-- Given request --
Scan the data for lines with "right" and report the count by itself.

-- Information shown --
---------------

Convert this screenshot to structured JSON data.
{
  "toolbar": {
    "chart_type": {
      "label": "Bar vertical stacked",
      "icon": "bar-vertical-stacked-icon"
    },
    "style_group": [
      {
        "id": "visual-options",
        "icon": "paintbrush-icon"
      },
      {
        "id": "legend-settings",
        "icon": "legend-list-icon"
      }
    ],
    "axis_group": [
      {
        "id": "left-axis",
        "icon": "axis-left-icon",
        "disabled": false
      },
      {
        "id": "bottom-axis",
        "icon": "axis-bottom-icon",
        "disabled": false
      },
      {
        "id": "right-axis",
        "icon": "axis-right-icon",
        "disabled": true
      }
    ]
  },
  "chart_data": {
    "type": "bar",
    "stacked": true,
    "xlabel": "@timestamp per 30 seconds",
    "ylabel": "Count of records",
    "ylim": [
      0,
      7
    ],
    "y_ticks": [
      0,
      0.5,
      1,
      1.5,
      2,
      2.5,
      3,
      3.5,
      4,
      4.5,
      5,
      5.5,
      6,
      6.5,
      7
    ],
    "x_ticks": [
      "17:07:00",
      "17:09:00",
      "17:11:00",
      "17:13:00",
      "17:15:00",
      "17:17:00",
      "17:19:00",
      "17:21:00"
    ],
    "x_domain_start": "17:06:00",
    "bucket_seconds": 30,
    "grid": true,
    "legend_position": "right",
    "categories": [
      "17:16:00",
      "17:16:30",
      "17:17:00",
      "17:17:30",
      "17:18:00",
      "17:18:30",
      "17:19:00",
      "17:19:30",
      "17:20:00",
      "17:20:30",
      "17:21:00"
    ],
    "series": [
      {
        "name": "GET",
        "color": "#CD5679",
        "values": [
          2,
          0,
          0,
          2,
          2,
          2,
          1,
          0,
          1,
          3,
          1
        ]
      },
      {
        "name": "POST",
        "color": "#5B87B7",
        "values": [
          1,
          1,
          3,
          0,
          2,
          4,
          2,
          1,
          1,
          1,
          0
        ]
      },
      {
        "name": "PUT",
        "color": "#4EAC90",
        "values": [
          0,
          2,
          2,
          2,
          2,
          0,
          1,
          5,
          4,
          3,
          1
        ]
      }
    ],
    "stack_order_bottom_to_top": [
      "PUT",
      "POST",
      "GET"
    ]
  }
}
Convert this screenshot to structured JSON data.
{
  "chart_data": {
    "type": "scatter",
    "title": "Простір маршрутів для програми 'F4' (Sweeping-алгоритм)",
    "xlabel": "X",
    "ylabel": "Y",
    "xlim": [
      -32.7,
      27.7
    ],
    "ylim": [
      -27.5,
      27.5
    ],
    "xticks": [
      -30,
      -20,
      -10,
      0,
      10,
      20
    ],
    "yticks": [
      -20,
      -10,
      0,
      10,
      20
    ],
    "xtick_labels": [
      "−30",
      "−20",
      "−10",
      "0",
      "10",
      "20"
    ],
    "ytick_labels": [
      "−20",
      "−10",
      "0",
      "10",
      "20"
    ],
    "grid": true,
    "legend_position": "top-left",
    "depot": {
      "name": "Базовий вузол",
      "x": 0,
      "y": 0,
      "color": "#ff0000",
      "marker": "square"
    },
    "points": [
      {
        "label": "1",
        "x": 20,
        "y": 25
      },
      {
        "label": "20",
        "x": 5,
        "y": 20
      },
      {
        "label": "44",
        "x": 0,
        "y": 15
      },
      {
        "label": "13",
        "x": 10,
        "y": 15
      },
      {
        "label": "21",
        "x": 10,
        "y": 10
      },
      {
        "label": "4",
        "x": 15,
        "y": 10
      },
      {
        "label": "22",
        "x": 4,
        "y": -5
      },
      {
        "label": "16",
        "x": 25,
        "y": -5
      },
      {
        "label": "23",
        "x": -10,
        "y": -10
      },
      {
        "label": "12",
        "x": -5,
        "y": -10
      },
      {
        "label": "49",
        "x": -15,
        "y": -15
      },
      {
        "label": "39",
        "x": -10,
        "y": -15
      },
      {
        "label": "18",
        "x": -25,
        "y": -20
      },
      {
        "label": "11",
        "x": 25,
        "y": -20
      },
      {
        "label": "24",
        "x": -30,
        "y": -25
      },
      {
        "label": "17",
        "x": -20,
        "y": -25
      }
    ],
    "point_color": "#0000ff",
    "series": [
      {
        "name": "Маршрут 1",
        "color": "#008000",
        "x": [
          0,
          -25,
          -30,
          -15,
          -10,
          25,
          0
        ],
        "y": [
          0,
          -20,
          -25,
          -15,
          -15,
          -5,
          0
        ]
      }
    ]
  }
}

---------------

-- Solution for this task --
3